[Part of a data file]
* START *
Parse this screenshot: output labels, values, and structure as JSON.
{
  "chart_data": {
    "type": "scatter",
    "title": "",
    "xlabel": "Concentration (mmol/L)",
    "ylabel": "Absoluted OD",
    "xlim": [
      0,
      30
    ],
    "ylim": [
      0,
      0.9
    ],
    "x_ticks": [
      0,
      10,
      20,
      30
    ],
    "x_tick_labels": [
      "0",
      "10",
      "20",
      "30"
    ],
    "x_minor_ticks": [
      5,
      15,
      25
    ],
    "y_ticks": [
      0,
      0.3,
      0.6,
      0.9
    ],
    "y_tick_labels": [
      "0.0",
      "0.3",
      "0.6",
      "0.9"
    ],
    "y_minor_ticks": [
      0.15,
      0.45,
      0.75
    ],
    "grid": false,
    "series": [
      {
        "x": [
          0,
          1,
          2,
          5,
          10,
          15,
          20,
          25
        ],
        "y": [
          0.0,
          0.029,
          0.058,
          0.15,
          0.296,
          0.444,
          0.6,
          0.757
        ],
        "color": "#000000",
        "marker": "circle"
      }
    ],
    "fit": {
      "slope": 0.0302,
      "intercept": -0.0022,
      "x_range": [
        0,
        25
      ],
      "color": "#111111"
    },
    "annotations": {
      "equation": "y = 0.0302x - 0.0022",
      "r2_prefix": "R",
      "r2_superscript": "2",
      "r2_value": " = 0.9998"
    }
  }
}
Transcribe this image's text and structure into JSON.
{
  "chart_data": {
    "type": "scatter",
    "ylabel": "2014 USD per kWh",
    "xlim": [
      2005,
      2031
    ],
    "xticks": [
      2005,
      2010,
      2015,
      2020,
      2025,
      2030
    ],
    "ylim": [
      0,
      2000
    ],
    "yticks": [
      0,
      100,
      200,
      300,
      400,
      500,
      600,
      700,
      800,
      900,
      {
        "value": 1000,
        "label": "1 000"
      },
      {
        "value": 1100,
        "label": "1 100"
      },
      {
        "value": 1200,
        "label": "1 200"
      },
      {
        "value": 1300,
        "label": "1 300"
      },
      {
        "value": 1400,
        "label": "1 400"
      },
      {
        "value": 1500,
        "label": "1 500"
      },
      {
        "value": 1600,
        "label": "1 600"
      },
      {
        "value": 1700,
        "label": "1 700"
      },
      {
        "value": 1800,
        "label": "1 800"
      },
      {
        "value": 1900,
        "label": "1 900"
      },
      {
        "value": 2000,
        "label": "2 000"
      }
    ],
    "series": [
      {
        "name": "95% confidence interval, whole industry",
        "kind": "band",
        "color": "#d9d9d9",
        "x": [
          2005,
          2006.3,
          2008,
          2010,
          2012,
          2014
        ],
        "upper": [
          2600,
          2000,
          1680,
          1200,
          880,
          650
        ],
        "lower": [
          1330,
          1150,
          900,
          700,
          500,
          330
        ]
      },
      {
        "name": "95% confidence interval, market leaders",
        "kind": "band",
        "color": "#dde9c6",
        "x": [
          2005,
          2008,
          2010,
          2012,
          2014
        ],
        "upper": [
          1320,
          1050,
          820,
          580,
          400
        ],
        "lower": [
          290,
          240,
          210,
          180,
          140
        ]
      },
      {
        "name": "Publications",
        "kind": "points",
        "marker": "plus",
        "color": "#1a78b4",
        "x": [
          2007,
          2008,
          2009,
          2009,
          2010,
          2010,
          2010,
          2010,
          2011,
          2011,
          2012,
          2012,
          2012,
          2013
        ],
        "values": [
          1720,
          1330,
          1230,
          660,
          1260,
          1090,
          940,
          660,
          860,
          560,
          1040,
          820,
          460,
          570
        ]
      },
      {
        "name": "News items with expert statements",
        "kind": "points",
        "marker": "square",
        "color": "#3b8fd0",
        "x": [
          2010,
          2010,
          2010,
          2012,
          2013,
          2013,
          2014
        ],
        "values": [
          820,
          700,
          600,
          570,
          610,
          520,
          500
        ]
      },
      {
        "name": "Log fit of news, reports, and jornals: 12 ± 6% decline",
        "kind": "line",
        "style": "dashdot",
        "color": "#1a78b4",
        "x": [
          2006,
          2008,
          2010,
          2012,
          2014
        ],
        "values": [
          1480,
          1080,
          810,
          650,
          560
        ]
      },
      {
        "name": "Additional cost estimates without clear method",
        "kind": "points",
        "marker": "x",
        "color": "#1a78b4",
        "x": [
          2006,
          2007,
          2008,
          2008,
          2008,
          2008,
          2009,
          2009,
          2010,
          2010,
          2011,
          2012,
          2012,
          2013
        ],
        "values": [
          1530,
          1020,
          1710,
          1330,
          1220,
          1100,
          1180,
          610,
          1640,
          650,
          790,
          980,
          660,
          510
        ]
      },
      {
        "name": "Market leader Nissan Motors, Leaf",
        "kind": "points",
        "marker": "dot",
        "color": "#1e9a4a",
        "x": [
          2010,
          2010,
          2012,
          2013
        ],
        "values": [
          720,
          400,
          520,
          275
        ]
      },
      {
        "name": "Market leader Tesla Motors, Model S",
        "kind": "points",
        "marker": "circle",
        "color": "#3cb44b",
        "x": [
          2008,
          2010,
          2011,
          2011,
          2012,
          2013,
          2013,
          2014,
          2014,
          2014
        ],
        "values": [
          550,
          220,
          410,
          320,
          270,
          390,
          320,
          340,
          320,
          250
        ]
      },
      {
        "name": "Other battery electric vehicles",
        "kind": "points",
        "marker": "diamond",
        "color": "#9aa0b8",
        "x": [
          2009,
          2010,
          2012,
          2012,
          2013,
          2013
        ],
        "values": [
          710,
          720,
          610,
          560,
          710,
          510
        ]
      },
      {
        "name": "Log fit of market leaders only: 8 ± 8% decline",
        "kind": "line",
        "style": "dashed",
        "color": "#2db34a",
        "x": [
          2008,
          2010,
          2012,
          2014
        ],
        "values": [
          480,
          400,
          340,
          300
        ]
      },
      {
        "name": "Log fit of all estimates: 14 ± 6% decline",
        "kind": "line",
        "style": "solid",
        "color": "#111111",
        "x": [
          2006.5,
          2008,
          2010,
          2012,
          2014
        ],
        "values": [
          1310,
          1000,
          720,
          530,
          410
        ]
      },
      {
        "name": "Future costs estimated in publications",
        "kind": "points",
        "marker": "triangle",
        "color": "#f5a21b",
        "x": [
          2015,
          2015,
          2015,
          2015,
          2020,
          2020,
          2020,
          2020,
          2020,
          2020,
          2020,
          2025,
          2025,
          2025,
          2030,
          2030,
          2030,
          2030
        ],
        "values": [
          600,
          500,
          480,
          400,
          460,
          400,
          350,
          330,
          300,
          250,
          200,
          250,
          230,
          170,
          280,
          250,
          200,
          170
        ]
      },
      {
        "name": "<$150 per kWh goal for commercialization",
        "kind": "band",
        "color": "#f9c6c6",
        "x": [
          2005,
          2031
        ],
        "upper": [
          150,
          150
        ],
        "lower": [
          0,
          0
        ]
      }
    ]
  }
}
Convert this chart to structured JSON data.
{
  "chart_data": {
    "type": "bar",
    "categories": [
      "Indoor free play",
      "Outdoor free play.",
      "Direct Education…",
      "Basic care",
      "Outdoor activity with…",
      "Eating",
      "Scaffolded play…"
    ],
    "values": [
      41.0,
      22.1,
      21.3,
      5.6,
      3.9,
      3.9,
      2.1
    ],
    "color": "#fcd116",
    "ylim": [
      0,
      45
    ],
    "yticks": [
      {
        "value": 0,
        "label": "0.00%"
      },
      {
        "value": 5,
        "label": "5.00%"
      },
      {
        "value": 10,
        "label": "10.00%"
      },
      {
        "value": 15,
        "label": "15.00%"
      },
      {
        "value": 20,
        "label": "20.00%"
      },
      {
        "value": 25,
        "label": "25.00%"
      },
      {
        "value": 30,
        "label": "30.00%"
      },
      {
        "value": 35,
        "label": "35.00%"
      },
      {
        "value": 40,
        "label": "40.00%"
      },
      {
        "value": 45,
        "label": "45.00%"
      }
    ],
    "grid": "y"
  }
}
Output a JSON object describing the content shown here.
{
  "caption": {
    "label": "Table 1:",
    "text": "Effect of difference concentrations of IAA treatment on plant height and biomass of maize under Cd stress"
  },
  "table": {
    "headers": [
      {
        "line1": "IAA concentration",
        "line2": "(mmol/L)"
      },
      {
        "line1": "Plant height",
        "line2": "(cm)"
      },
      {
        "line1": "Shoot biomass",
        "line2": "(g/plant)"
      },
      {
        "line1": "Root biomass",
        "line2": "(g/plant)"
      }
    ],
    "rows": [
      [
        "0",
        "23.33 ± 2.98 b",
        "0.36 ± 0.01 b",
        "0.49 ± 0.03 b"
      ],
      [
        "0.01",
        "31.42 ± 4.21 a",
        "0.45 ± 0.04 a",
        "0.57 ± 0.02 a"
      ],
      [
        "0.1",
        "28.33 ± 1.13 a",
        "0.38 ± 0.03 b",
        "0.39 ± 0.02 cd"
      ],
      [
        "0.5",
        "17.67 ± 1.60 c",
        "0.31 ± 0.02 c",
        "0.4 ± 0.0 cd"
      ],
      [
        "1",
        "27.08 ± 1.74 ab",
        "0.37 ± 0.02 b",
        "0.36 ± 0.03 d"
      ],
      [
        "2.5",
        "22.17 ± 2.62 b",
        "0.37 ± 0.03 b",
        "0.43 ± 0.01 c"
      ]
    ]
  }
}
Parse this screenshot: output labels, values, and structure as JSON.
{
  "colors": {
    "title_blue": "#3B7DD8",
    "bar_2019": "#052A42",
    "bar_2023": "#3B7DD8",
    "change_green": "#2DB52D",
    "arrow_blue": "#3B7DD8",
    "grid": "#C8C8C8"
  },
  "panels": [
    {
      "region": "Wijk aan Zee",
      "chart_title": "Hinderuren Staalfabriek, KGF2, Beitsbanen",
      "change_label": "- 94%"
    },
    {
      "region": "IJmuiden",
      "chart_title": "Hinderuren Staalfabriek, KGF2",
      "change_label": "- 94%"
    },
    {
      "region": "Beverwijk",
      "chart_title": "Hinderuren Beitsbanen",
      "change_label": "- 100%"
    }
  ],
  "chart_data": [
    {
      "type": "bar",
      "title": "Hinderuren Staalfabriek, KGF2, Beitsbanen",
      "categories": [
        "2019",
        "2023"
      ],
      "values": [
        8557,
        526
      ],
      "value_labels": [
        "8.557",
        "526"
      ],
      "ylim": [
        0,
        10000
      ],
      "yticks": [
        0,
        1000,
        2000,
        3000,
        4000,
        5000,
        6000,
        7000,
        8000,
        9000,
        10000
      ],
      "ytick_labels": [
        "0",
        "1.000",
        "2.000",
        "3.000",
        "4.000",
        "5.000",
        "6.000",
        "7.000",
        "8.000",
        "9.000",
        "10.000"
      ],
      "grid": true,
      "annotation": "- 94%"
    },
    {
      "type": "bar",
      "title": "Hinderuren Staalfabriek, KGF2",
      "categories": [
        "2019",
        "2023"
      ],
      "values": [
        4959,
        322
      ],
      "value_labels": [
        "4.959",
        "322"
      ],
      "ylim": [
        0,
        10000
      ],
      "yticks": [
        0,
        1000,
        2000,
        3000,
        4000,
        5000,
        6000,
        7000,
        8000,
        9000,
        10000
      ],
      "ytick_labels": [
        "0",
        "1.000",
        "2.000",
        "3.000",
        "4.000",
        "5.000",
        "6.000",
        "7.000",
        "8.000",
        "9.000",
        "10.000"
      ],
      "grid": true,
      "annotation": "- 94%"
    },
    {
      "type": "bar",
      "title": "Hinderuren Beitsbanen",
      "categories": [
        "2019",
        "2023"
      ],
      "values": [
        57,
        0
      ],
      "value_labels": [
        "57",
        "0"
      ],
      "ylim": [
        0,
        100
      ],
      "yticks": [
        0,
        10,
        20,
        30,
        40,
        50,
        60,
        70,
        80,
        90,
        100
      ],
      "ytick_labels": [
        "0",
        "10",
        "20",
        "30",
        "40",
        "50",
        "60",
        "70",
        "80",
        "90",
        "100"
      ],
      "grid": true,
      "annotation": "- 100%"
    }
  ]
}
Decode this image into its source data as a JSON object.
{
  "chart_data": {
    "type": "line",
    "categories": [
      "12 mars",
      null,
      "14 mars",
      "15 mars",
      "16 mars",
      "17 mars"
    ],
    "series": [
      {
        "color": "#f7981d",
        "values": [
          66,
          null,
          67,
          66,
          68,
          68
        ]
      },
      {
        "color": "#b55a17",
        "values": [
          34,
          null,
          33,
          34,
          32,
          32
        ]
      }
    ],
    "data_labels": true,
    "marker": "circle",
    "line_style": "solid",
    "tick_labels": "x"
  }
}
* END *
Objective
Only lines with the string "into" belong in your answer; copy each one.

Completed exercise
Transcribe this image's text and structure into JSON.
Decode this image into its source data as a JSON object.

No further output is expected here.